[WHAT IS REQUIRED]: Count how many lines below contain the word "souvent", then give that number alone.

====== SUPPLIED DATA ======

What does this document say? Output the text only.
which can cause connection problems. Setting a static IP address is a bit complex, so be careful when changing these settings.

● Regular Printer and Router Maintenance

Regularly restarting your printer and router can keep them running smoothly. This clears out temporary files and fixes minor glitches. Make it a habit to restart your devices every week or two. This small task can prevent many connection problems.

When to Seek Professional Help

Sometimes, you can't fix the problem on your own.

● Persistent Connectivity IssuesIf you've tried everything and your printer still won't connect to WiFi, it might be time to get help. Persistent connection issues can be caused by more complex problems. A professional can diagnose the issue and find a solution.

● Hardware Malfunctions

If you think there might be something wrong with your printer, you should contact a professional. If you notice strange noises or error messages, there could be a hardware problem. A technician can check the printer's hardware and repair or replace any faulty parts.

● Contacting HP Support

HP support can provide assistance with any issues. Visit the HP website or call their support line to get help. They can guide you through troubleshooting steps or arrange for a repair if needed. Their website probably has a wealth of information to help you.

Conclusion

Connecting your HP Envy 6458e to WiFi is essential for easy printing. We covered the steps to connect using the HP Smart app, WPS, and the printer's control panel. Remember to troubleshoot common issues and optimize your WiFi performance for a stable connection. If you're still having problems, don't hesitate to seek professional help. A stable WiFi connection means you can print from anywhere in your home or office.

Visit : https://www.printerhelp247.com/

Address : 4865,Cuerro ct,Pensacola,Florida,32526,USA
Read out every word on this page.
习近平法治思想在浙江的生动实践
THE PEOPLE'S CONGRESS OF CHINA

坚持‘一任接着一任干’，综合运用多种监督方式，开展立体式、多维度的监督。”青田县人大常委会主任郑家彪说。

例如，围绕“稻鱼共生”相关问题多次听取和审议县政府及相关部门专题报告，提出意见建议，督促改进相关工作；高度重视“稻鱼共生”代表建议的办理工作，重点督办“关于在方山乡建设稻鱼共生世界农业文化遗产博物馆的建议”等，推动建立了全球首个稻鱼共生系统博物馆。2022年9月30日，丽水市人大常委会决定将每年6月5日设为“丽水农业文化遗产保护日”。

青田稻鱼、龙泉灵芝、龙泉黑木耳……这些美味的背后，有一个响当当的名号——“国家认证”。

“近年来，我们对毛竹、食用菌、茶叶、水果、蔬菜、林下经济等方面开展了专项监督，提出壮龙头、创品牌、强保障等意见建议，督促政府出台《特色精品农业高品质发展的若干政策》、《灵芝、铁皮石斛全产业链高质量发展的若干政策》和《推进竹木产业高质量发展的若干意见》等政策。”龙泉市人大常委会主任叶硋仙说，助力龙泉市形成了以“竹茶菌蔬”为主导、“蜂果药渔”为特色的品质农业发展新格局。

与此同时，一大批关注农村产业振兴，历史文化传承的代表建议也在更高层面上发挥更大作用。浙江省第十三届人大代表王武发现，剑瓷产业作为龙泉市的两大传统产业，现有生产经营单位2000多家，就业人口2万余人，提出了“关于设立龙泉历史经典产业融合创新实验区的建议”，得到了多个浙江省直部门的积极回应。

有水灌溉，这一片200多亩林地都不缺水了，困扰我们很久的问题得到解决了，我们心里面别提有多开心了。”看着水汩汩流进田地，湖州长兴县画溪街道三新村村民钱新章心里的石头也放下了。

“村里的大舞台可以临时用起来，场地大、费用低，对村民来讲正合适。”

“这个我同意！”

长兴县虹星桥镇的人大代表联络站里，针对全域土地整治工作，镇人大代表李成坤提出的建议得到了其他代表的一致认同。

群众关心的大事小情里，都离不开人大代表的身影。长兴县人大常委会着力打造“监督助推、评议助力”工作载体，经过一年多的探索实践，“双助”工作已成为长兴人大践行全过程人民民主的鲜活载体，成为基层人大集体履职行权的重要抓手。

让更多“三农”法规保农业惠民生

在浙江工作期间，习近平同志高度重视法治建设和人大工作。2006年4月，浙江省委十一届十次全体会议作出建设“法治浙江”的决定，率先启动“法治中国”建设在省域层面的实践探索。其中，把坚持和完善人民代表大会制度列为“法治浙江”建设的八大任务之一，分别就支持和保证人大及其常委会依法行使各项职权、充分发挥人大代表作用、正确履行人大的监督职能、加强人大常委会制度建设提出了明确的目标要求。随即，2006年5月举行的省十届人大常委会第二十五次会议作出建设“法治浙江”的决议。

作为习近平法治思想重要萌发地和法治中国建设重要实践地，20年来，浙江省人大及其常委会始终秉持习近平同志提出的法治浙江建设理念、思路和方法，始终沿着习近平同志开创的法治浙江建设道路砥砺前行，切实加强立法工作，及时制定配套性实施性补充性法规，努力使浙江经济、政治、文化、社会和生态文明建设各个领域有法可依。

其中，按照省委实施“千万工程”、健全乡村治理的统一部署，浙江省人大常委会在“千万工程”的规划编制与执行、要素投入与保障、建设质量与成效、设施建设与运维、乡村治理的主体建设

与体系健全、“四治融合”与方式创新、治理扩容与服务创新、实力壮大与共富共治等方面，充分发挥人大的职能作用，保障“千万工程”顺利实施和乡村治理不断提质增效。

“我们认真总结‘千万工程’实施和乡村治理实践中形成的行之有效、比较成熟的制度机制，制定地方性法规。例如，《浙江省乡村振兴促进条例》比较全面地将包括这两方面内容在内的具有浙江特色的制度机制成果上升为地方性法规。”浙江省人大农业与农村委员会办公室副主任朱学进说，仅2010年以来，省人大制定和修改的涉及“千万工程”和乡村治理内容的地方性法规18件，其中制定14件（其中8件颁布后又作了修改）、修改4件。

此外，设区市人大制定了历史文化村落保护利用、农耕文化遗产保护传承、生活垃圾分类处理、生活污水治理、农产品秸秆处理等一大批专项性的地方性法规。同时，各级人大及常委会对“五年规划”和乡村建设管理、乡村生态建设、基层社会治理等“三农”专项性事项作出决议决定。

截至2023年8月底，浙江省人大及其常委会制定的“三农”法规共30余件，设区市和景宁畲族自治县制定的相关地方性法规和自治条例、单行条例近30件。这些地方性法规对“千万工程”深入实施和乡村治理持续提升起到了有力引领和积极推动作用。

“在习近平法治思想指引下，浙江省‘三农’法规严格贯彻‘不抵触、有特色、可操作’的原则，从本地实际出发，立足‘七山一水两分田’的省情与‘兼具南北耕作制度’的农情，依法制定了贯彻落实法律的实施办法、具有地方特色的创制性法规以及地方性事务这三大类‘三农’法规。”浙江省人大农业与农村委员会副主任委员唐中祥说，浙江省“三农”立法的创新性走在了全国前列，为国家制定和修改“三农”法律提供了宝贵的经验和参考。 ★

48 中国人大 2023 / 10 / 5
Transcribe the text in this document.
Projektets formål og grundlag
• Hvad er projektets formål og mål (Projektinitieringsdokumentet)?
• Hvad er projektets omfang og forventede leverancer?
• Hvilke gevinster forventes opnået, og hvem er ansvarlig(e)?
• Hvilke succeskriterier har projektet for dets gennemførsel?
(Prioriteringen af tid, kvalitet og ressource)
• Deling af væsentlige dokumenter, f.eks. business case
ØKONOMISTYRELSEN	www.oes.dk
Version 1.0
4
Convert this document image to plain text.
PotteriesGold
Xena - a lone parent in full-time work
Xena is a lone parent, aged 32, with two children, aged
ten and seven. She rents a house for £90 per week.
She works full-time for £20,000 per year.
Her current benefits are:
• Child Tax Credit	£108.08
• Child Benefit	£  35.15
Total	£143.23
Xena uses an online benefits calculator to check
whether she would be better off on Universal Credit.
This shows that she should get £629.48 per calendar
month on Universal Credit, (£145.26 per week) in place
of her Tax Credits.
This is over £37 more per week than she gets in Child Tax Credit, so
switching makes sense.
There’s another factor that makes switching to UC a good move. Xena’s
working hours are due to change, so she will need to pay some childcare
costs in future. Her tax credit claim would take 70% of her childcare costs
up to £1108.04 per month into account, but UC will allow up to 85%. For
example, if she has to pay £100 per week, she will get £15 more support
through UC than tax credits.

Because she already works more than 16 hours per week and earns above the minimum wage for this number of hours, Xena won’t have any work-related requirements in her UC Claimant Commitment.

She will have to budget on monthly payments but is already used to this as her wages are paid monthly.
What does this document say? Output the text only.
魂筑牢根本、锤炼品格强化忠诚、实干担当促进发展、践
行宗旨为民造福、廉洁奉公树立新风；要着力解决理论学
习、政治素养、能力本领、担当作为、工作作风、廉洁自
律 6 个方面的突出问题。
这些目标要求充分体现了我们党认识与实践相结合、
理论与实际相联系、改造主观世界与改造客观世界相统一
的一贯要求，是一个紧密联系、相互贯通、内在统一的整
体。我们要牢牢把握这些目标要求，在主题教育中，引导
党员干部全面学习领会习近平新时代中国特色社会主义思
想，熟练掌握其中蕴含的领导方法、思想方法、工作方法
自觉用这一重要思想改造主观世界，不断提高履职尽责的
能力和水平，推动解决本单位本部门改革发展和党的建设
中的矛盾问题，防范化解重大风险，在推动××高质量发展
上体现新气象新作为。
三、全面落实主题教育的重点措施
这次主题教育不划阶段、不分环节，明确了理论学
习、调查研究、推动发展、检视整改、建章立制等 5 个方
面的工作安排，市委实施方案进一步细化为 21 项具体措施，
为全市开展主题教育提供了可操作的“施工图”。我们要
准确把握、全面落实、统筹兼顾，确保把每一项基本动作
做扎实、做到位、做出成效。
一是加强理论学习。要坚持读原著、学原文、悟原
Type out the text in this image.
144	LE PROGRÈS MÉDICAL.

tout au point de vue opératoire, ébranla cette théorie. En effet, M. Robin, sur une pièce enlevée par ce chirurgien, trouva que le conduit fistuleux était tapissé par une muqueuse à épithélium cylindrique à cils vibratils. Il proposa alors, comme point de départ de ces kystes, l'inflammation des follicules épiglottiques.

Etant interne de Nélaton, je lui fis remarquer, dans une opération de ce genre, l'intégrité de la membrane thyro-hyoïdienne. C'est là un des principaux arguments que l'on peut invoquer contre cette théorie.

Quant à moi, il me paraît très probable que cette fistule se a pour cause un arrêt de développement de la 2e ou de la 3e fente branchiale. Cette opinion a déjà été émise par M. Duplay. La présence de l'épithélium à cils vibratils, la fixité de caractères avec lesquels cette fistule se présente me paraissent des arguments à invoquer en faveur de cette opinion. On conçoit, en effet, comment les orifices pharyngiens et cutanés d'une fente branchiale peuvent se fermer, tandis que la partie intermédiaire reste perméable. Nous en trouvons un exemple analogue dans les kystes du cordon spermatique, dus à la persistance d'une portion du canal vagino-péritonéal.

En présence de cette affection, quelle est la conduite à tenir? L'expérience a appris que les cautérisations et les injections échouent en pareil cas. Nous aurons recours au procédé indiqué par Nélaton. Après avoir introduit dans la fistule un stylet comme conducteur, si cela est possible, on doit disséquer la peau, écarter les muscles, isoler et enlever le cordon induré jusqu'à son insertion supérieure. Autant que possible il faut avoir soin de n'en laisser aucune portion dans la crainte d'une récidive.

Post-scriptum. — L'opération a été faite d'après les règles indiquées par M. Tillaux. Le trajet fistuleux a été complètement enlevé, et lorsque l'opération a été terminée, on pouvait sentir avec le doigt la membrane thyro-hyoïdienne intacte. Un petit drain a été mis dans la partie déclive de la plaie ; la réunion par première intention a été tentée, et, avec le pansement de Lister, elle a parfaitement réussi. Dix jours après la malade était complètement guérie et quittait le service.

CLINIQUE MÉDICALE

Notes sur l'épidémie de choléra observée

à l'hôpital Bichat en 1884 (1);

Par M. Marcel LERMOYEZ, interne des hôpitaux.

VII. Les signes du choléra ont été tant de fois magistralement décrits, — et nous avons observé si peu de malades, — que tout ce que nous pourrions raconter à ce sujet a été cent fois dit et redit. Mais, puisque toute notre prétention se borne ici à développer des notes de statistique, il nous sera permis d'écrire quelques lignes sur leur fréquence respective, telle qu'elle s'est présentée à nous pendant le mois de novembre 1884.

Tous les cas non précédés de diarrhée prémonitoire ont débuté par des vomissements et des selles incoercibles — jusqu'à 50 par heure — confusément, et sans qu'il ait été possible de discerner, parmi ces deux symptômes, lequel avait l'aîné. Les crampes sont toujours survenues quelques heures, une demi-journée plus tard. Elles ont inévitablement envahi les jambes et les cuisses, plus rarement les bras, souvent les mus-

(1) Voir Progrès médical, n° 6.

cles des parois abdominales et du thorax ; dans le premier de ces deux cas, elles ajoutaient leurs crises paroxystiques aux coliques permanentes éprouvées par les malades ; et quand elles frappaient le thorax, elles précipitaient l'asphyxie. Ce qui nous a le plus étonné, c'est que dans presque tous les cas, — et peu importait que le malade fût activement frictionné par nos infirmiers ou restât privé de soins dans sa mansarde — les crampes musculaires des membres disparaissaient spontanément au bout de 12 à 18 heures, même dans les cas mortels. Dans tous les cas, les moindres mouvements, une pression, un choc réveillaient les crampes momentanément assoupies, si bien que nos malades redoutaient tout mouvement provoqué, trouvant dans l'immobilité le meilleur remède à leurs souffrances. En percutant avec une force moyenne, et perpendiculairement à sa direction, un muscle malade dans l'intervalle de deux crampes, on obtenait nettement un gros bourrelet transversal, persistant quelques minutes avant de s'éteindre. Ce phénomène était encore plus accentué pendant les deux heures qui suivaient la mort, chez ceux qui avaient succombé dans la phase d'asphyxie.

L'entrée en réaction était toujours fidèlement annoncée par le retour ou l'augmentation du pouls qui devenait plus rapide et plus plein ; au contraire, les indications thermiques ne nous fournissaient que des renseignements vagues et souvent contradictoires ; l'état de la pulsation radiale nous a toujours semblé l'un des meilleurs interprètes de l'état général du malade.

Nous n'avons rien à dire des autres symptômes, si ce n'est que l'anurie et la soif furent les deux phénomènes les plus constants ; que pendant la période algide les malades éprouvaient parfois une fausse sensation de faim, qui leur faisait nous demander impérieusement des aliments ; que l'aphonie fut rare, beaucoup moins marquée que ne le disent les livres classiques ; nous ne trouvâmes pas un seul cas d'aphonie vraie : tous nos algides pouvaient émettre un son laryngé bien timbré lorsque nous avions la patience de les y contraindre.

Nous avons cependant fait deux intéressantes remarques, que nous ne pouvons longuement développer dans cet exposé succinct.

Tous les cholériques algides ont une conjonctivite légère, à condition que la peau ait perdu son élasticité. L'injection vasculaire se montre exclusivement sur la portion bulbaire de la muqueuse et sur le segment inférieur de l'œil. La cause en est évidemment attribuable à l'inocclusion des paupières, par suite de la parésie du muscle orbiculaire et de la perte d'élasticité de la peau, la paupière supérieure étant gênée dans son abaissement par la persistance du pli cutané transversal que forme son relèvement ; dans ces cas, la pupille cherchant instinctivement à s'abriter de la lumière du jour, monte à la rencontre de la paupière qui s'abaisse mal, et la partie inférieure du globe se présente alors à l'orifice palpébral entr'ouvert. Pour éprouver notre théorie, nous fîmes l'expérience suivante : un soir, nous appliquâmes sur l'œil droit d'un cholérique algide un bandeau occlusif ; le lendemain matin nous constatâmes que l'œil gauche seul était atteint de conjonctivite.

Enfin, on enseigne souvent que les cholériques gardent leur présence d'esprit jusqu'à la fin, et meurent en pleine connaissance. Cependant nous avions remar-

======

[ANSWER FOR THIS EXERCISE]: 3